De toute évidence, c’est parce que la Magdaléenne correspondait à une certaine image de la Déesse des Commencements qu’on l’a ainsi exaltée. À la pureté absolue de Marie, mère de Jésus, s’ajoute, dans une certaine mesure, l’ambiguïté de Marie de Magdala, dont on n’a pas oublié qu’elle était avant tout une femme avec toutes les faiblesses qui lui sont attachées et toute la sensualité, même réfrénée, qu’on lui prête. Mais à l’opposé de cette image, on ne peut passer sous silence un autre visage de cette Déesse des Commencements, celle de la mystérieuse Anne, la mère de Marie. Alors apparaît le culte de la Grand-Mère, de la « Vieille », c’est-à-dire de celle qui a toujours existé, même avant la création. Et jamais plus qu’à Sainte-Anne-d’Auray, ce culte de la « bonne grand-mère » n’a été mieux mis en valeur.

§ DONNÉES AFFICHÉES

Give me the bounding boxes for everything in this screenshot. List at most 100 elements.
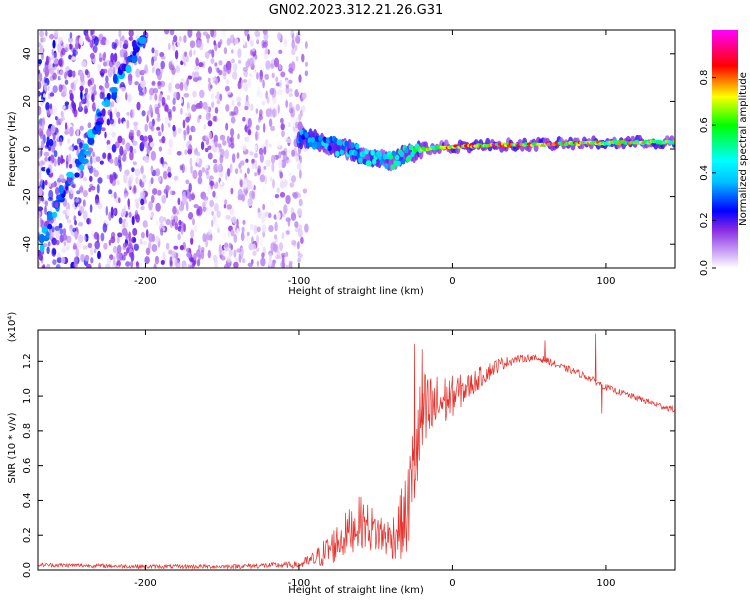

§ TÂCHES À RÉALISER
1. Répondez à ces questions sur le texte consacré à la Déesse des Commencements :
(a) Quel lien de parenté unit Anne à Marie ?
(b) Quel culte apparaît avec la figure d'Anne ?
(c) En quel lieu ce culte de la « bonne grand-mère » a-t-il été le mieux mis en valeur ?
2. Prolongez le texte consacré à la Déesse des Commencements à partir de sa dernière phrase, s'il vous plaît.

§ RÉSULTATS
1.
(a) Anne est la mère de Marie.
(b) Le culte de la Grand-Mère, de la « Vieille ».
(c) À Sainte-Anne-d'Auray.

2.
Jusqu’au XVIIe siècle, le site de Sainte-Anne-d’Auray, aujourd’hui commune et paroisse du Morbihan, n’était qu’un modeste hameau de la paroisse de Pluneret portant l’appellation de Keranna. Pour comprendre la célébrité du sanctuaire actuel, il faut remonter à l’époque où le roi Louis XIII règne sur la France – et par contrecoup sur la Bretagne, pays uni à la France sous la même couronne. Depuis les guerres de Religion et les troubles de la Ligue, particulièrement violents dans le sud de la Bretagne, la Contre-Réforme catholique n’a ménagé aucun effort pour s’implanter et gagner les populations à sa cause. Zélés missionnaires et « curés de choc » sillonnent les campagnes pour tenter de récupérer au nom du vrai Dieu – celui défini une fois pour toutes par Rome – des territoires qui n’étaient pas tellement contaminés par la Réforme, mais plutôt par un retour à un certain paganisme. C’est dans ce cadre que se situent les événements de 1624.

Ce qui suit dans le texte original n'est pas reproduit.